**Task goal**
Give the number of lines in the listing that hold the word "PRODUCTS". Write nothing but that number.

**Records provided**
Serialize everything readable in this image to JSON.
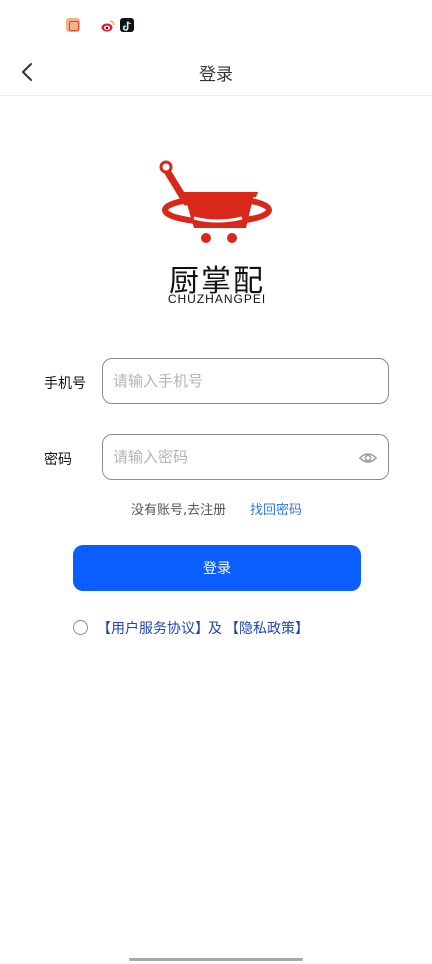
{
  "status_bar": {
    "icons": [
      "news-app-icon",
      "weibo-icon",
      "tiktok-icon"
    ]
  },
  "nav": {
    "back_icon": "chevron-left-icon",
    "title": "登录"
  },
  "logo": {
    "icon": "shopping-cart-wok-icon",
    "name_cn": "厨掌配",
    "name_en": "CHUZHANGPEI",
    "brand_color": "#d9271a"
  },
  "form": {
    "phone": {
      "label": "手机号",
      "placeholder": "请输入手机号",
      "value": ""
    },
    "password": {
      "label": "密码",
      "placeholder": "请输入密码",
      "value": "",
      "toggle_icon": "eye-icon"
    }
  },
  "links": {
    "register": "没有账号,去注册",
    "forgot": "找回密码"
  },
  "login_button": {
    "label": "登录",
    "color": "#0a5dff"
  },
  "agreement": {
    "checked": false,
    "terms": "【用户服务协议】",
    "and": "及",
    "privacy": "【隐私政策】",
    "link_color": "#1f45b6"
  }
}
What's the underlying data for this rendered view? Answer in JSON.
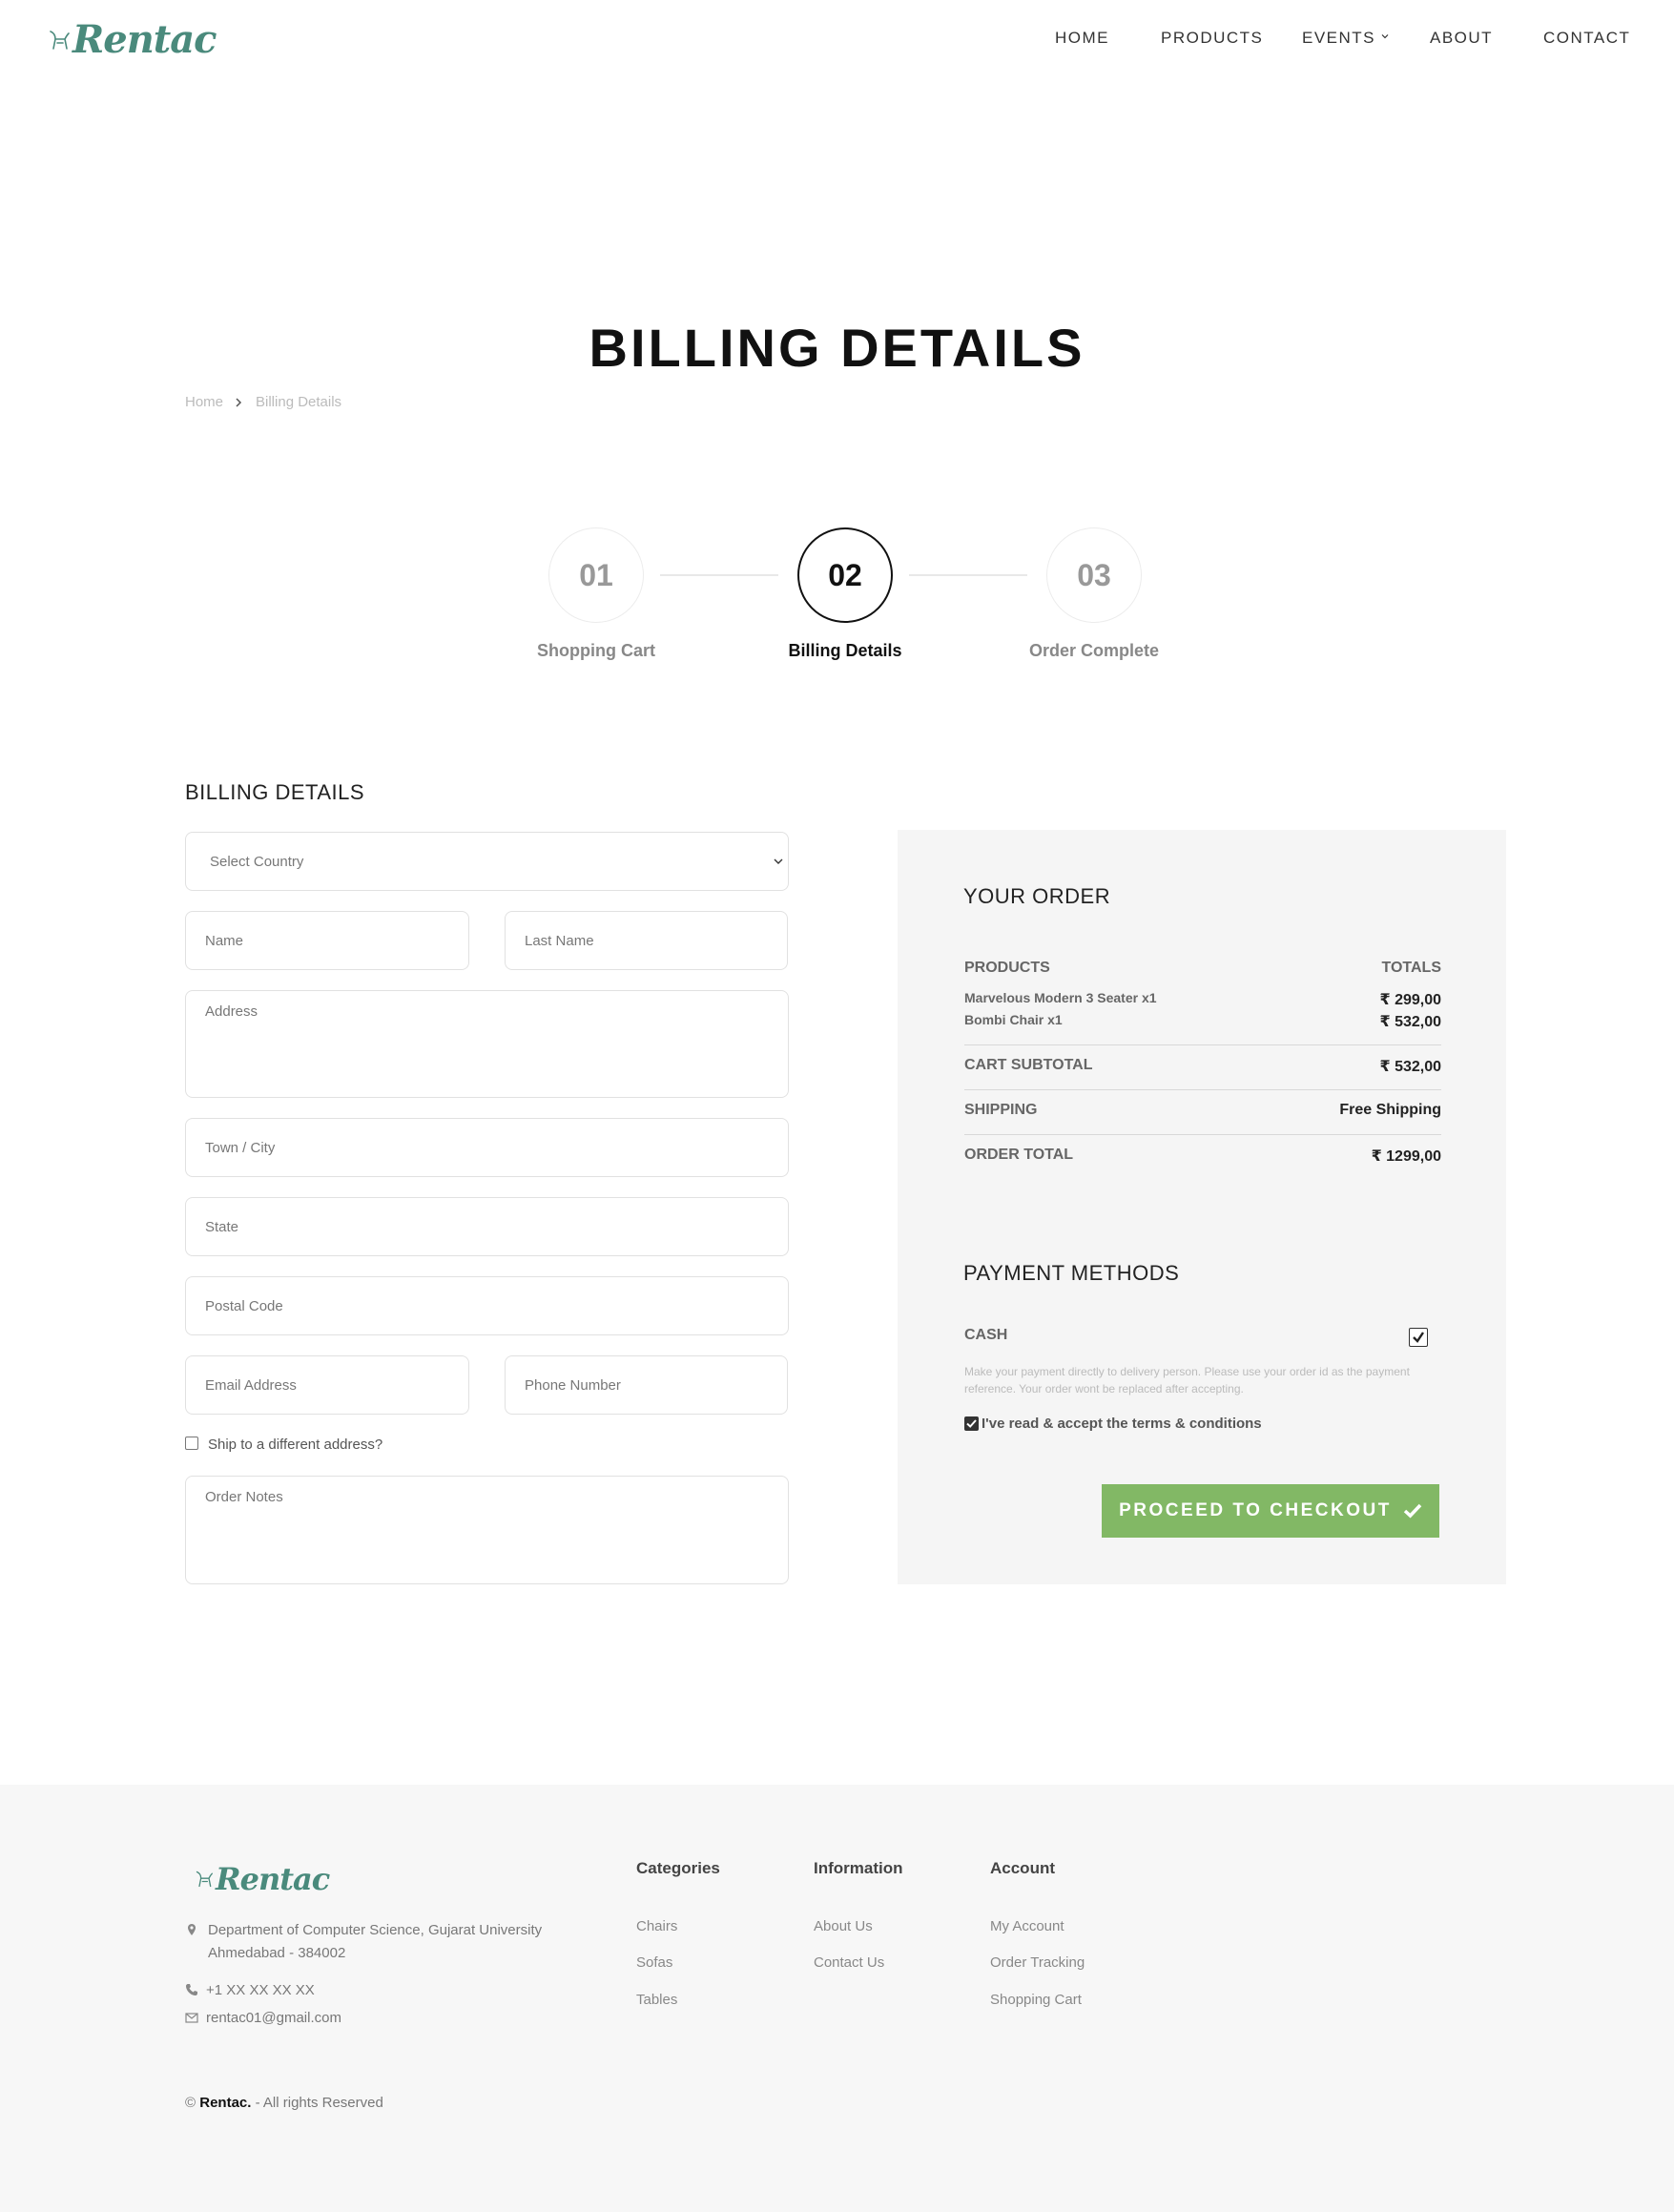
{
  "brand": {
    "name": "Rentac",
    "color": "#4a8a7c"
  },
  "nav": {
    "home": "HOME",
    "products": "PRODUCTS",
    "events": "EVENTS",
    "about": "ABOUT",
    "contact": "CONTACT"
  },
  "page": {
    "title": "BILLING DETAILS"
  },
  "breadcrumb": {
    "home": "Home",
    "current": "Billing Details"
  },
  "steps": [
    {
      "number": "01",
      "label": "Shopping Cart"
    },
    {
      "number": "02",
      "label": "Billing Details"
    },
    {
      "number": "03",
      "label": "Order Complete"
    }
  ],
  "form": {
    "title": "BILLING DETAILS",
    "country_placeholder": "Select Country",
    "name_placeholder": "Name",
    "last_name_placeholder": "Last Name",
    "address_placeholder": "Address",
    "city_placeholder": "Town / City",
    "state_placeholder": "State",
    "postal_placeholder": "Postal Code",
    "email_placeholder": "Email Address",
    "phone_placeholder": "Phone Number",
    "ship_different_label": "Ship to a different address?",
    "notes_placeholder": "Order Notes"
  },
  "order": {
    "title": "YOUR ORDER",
    "products_header": "PRODUCTS",
    "totals_header": "TOTALS",
    "items": [
      {
        "name": "Marvelous Modern 3 Seater x1",
        "price": "₹ 299,00"
      },
      {
        "name": "Bombi Chair x1",
        "price": "₹ 532,00"
      }
    ],
    "subtotal_label": "CART SUBTOTAL",
    "subtotal_value": "₹ 532,00",
    "shipping_label": "SHIPPING",
    "shipping_value": "Free Shipping",
    "total_label": "ORDER TOTAL",
    "total_value": "₹ 1299,00"
  },
  "payment": {
    "title": "PAYMENT METHODS",
    "method_label": "CASH",
    "method_checked": true,
    "description": "Make your payment directly to delivery person. Please use your order id as the payment reference. Your order wont be replaced after accepting.",
    "terms_label": "I've read & accept the terms & conditions",
    "terms_checked": true,
    "checkout_label": "PROCEED TO CHECKOUT",
    "button_color": "#82b865"
  },
  "footer": {
    "address_line1": "Department of Computer Science, Gujarat University",
    "address_line2": "Ahmedabad - 384002",
    "phone": "+1 XX XX XX XX",
    "email": "rentac01@gmail.com",
    "categories": {
      "title": "Categories",
      "links": [
        "Chairs",
        "Sofas",
        "Tables"
      ]
    },
    "information": {
      "title": "Information",
      "links": [
        "About Us",
        "Contact Us"
      ]
    },
    "account": {
      "title": "Account",
      "links": [
        "My Account",
        "Order Tracking",
        "Shopping Cart"
      ]
    },
    "copyright_prefix": "©",
    "copyright_brand": "Rentac.",
    "copyright_suffix": "- All rights Reserved"
  }
}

**Output of the exercise**
2